Directions for this task
Repeat each record below exactly as given.

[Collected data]
☆ ☆ ☆ ☆ ☆ ☆ ☆

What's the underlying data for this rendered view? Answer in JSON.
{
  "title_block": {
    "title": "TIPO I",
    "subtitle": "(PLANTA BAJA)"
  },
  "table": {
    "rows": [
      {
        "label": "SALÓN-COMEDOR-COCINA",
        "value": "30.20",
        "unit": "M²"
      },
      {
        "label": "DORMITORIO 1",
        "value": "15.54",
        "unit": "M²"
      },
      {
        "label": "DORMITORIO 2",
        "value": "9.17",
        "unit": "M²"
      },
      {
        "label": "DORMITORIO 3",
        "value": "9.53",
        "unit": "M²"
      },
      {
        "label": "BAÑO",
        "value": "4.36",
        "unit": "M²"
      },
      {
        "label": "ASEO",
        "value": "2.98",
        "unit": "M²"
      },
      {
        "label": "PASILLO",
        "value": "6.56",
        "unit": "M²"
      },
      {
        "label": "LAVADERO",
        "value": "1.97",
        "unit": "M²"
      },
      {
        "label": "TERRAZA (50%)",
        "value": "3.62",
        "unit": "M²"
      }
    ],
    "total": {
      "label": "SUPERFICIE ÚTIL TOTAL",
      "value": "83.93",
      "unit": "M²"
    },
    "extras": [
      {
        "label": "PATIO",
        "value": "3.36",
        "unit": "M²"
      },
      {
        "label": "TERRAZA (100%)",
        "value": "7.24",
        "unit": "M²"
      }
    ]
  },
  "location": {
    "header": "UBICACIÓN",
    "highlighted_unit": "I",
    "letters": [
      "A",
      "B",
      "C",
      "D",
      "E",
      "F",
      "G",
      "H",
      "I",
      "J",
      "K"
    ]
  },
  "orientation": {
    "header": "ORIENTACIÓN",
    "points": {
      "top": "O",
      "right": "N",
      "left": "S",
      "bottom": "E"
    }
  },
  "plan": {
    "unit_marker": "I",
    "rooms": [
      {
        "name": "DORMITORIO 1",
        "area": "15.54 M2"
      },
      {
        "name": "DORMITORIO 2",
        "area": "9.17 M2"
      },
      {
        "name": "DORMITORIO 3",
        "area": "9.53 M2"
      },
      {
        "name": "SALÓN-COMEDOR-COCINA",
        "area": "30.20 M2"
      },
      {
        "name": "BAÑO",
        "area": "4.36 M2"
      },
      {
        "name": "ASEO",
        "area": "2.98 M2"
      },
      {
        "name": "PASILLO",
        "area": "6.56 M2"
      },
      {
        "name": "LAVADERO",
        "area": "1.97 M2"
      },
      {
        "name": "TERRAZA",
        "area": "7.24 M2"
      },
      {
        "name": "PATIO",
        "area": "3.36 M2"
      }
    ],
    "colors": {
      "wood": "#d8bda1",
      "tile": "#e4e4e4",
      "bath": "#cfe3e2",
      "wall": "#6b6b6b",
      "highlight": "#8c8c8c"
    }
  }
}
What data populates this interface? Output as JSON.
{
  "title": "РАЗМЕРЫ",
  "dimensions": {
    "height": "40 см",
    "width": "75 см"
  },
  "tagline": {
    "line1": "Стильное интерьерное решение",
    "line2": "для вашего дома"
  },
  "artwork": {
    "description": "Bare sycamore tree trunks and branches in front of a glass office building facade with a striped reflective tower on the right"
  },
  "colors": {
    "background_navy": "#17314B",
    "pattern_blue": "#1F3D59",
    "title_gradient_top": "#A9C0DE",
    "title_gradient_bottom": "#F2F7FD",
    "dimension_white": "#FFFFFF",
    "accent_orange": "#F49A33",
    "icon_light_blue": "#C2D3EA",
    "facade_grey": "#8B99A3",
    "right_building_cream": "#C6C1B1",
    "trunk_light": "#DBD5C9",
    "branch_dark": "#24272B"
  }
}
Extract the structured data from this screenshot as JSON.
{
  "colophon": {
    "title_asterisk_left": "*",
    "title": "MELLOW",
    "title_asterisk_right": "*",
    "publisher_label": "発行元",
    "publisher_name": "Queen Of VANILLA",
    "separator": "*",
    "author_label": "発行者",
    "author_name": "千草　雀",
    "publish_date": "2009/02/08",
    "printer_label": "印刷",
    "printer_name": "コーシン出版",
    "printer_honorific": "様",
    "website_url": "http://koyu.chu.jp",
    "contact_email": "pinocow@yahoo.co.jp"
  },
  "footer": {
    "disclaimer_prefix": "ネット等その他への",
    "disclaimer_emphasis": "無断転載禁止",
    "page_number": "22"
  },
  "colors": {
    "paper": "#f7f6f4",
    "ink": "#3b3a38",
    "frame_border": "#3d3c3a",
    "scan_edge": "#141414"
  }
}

☆ ☆ ☆ ☆ ☆ ☆ ☆

Solution for this problem
What's the underlying data for this rendered view? Answer in JSON.
{
  "title_block": {
    "title": "TIPO I",
    "subtitle": "(PLANTA BAJA)"
  },
  "table": {
    "rows": [
      {
        "label": "SALÓN-COMEDOR-COCINA",
        "value": "30.20",
        "unit": "M²"
      },
      {
        "label": "DORMITORIO 1",
        "value": "15.54",
        "unit": "M²"
      },
      {
        "label": "DORMITORIO 2",
        "value": "9.17",
        "unit": "M²"
      },
      {
        "label": "DORMITORIO 3",
        "value": "9.53",
        "unit": "M²"
      },
      {
        "label": "BAÑO",
        "value": "4.36",
        "unit": "M²"
      },
      {
        "label": "ASEO",
        "value": "2.98",
        "unit": "M²"
      },
      {
        "label": "PASILLO",
        "value": "6.56",
        "unit": "M²"
      },
      {
        "label": "LAVADERO",
        "value": "1.97",
        "unit": "M²"
      },
      {
        "label": "TERRAZA (50%)",
        "value": "3.62",
        "unit": "M²"
      }
    ],
    "total": {
      "label": "SUPERFICIE ÚTIL TOTAL",
      "value": "83.93",
      "unit": "M²"
    },
    "extras": [
      {
        "label": "PATIO",
        "value": "3.36",
        "unit": "M²"
      },
      {
        "label": "TERRAZA (100%)",
        "value": "7.24",
        "unit": "M²"
      }
    ]
  },
  "location": {
    "header": "UBICACIÓN",
    "highlighted_unit": "I",
    "letters": [
      "A",
      "B",
      "C",
      "D",
      "E",
      "F",
      "G",
      "H",
      "I",
      "J",
      "K"
    ]
  },
  "orientation": {
    "header": "ORIENTACIÓN",
    "points": {
      "top": "O",
      "right": "N",
      "left": "S",
      "bottom": "E"
    }
  },
  "plan": {
    "unit_marker": "I",
    "rooms": [
      {
        "name": "DORMITORIO 1",
        "area": "15.54 M2"
      },
      {
        "name": "DORMITORIO 2",
        "area": "9.17 M2"
      },
      {
        "name": "DORMITORIO 3",
        "area": "9.53 M2"
      },
      {
        "name": "SALÓN-COMEDOR-COCINA",
        "area": "30.20 M2"
      },
      {
        "name": "BAÑO",
        "area": "4.36 M2"
      },
      {
        "name": "ASEO",
        "area": "2.98 M2"
      },
      {
        "name": "PASILLO",
        "area": "6.56 M2"
      },
      {
        "name": "LAVADERO",
        "area": "1.97 M2"
      },
      {
        "name": "TERRAZA",
        "area": "7.24 M2"
      },
      {
        "name": "PATIO",
        "area": "3.36 M2"
      }
    ],
    "colors": {
      "wood": "#d8bda1",
      "tile": "#e4e4e4",
      "bath": "#cfe3e2",
      "wall": "#6b6b6b",
      "highlight": "#8c8c8c"
    }
  }
}
What data populates this interface? Output as JSON.
{
  "title": "РАЗМЕРЫ",
  "dimensions": {
    "height": "40 см",
    "width": "75 см"
  },
  "tagline": {
    "line1": "Стильное интерьерное решение",
    "line2": "для вашего дома"
  },
  "artwork": {
    "description": "Bare sycamore tree trunks and branches in front of a glass office building facade with a striped reflective tower on the right"
  },
  "colors": {
    "background_navy": "#17314B",
    "pattern_blue": "#1F3D59",
    "title_gradient_top": "#A9C0DE",
    "title_gradient_bottom": "#F2F7FD",
    "dimension_white": "#FFFFFF",
    "accent_orange": "#F49A33",
    "icon_light_blue": "#C2D3EA",
    "facade_grey": "#8B99A3",
    "right_building_cream": "#C6C1B1",
    "trunk_light": "#DBD5C9",
    "branch_dark": "#24272B"
  }
}
Extract the structured data from this screenshot as JSON.
{
  "colophon": {
    "title_asterisk_left": "*",
    "title": "MELLOW",
    "title_asterisk_right": "*",
    "publisher_label": "発行元",
    "publisher_name": "Queen Of VANILLA",
    "separator": "*",
    "author_label": "発行者",
    "author_name": "千草　雀",
    "publish_date": "2009/02/08",
    "printer_label": "印刷",
    "printer_name": "コーシン出版",
    "printer_honorific": "様",
    "website_url": "http://koyu.chu.jp",
    "contact_email": "pinocow@yahoo.co.jp"
  },
  "footer": {
    "disclaimer_prefix": "ネット等その他への",
    "disclaimer_emphasis": "無断転載禁止",
    "page_number": "22"
  },
  "colors": {
    "paper": "#f7f6f4",
    "ink": "#3b3a38",
    "frame_border": "#3d3c3a",
    "scan_edge": "#141414"
  }
}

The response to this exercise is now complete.